Set exercise ▸
Find each line containing the string "festlegen". Copy it.

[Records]
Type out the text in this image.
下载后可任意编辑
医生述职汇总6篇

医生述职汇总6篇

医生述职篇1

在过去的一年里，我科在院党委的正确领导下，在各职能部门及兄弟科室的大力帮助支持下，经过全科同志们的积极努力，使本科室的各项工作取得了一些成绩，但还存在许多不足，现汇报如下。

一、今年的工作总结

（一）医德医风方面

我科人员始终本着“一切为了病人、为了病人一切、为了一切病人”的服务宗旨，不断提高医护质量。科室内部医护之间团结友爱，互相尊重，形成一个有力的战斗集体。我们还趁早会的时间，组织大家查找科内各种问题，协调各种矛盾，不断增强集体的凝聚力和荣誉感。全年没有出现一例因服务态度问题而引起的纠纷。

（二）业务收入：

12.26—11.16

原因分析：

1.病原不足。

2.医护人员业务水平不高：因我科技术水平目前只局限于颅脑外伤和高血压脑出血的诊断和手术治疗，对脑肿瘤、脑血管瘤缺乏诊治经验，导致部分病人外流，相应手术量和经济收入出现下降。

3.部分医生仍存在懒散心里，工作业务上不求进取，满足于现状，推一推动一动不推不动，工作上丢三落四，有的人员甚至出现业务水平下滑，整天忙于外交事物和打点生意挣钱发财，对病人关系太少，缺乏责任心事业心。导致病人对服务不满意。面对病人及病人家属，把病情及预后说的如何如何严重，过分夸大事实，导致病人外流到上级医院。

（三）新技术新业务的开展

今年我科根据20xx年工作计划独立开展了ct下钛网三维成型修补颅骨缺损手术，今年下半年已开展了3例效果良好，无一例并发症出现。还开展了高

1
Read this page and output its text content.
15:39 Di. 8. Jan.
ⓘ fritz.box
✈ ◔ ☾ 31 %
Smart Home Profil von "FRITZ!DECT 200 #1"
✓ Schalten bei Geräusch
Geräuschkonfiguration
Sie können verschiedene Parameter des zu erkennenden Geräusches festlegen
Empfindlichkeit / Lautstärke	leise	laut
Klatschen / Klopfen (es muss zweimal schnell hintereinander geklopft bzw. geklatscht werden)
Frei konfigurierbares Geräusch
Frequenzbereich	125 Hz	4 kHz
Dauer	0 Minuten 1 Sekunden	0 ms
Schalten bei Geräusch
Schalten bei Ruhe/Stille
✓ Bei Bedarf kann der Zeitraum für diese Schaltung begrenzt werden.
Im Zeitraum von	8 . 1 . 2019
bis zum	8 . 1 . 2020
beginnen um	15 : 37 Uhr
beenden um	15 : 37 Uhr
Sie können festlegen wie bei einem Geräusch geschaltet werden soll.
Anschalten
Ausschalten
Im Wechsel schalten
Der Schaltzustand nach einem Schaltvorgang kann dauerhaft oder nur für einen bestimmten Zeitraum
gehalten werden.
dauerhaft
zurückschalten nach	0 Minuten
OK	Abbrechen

Solution to this exercise ▸
Sie können verschiedene Parameter des zu erkennenden Geräusches festlegen
Sie können festlegen wie bei einem Geräusch geschaltet werden soll.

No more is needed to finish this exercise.